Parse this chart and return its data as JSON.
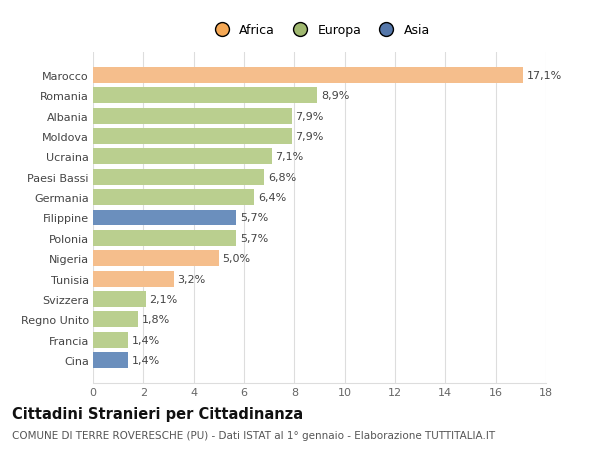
{
  "categories": [
    "Marocco",
    "Romania",
    "Albania",
    "Moldova",
    "Ucraina",
    "Paesi Bassi",
    "Germania",
    "Filippine",
    "Polonia",
    "Nigeria",
    "Tunisia",
    "Svizzera",
    "Regno Unito",
    "Francia",
    "Cina"
  ],
  "values": [
    17.1,
    8.9,
    7.9,
    7.9,
    7.1,
    6.8,
    6.4,
    5.7,
    5.7,
    5.0,
    3.2,
    2.1,
    1.8,
    1.4,
    1.4
  ],
  "labels": [
    "17,1%",
    "8,9%",
    "7,9%",
    "7,9%",
    "7,1%",
    "6,8%",
    "6,4%",
    "5,7%",
    "5,7%",
    "5,0%",
    "3,2%",
    "2,1%",
    "1,8%",
    "1,4%",
    "1,4%"
  ],
  "continents": [
    "Africa",
    "Europa",
    "Europa",
    "Europa",
    "Europa",
    "Europa",
    "Europa",
    "Asia",
    "Europa",
    "Africa",
    "Africa",
    "Europa",
    "Europa",
    "Europa",
    "Asia"
  ],
  "colors": {
    "Africa": "#F5BE8C",
    "Europa": "#BACF8F",
    "Asia": "#6B8FBD"
  },
  "legend_colors": {
    "Africa": "#F5A855",
    "Europa": "#A0B870",
    "Asia": "#5577AA"
  },
  "xlim": [
    0,
    18
  ],
  "xticks": [
    0,
    2,
    4,
    6,
    8,
    10,
    12,
    14,
    16,
    18
  ],
  "title": "Cittadini Stranieri per Cittadinanza",
  "subtitle": "COMUNE DI TERRE ROVERESCHE (PU) - Dati ISTAT al 1° gennaio - Elaborazione TUTTITALIA.IT",
  "background_color": "#ffffff",
  "grid_color": "#dddddd",
  "bar_height": 0.78,
  "label_fontsize": 8,
  "tick_fontsize": 8,
  "title_fontsize": 10.5,
  "subtitle_fontsize": 7.5
}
● ● ● ● ● ● ●
__OBJECTIVE__
Print all of the entries word for word. Omit the pictures they contain.

__OUTPUT OF THE TASK__
Parse this chart and return its data as JSON.
{
  "categories": [
    "Marocco",
    "Romania",
    "Albania",
    "Moldova",
    "Ucraina",
    "Paesi Bassi",
    "Germania",
    "Filippine",
    "Polonia",
    "Nigeria",
    "Tunisia",
    "Svizzera",
    "Regno Unito",
    "Francia",
    "Cina"
  ],
  "values": [
    17.1,
    8.9,
    7.9,
    7.9,
    7.1,
    6.8,
    6.4,
    5.7,
    5.7,
    5.0,
    3.2,
    2.1,
    1.8,
    1.4,
    1.4
  ],
  "labels": [
    "17,1%",
    "8,9%",
    "7,9%",
    "7,9%",
    "7,1%",
    "6,8%",
    "6,4%",
    "5,7%",
    "5,7%",
    "5,0%",
    "3,2%",
    "2,1%",
    "1,8%",
    "1,4%",
    "1,4%"
  ],
  "continents": [
    "Africa",
    "Europa",
    "Europa",
    "Europa",
    "Europa",
    "Europa",
    "Europa",
    "Asia",
    "Europa",
    "Africa",
    "Africa",
    "Europa",
    "Europa",
    "Europa",
    "Asia"
  ],
  "colors": {
    "Africa": "#F5BE8C",
    "Europa": "#BACF8F",
    "Asia": "#6B8FBD"
  },
  "legend_colors": {
    "Africa": "#F5A855",
    "Europa": "#A0B870",
    "Asia": "#5577AA"
  },
  "xlim": [
    0,
    18
  ],
  "xticks": [
    0,
    2,
    4,
    6,
    8,
    10,
    12,
    14,
    16,
    18
  ],
  "title": "Cittadini Stranieri per Cittadinanza",
  "subtitle": "COMUNE DI TERRE ROVERESCHE (PU) - Dati ISTAT al 1° gennaio - Elaborazione TUTTITALIA.IT",
  "background_color": "#ffffff",
  "grid_color": "#dddddd",
  "bar_height": 0.78,
  "label_fontsize": 8,
  "tick_fontsize": 8,
  "title_fontsize": 10.5,
  "subtitle_fontsize": 7.5
}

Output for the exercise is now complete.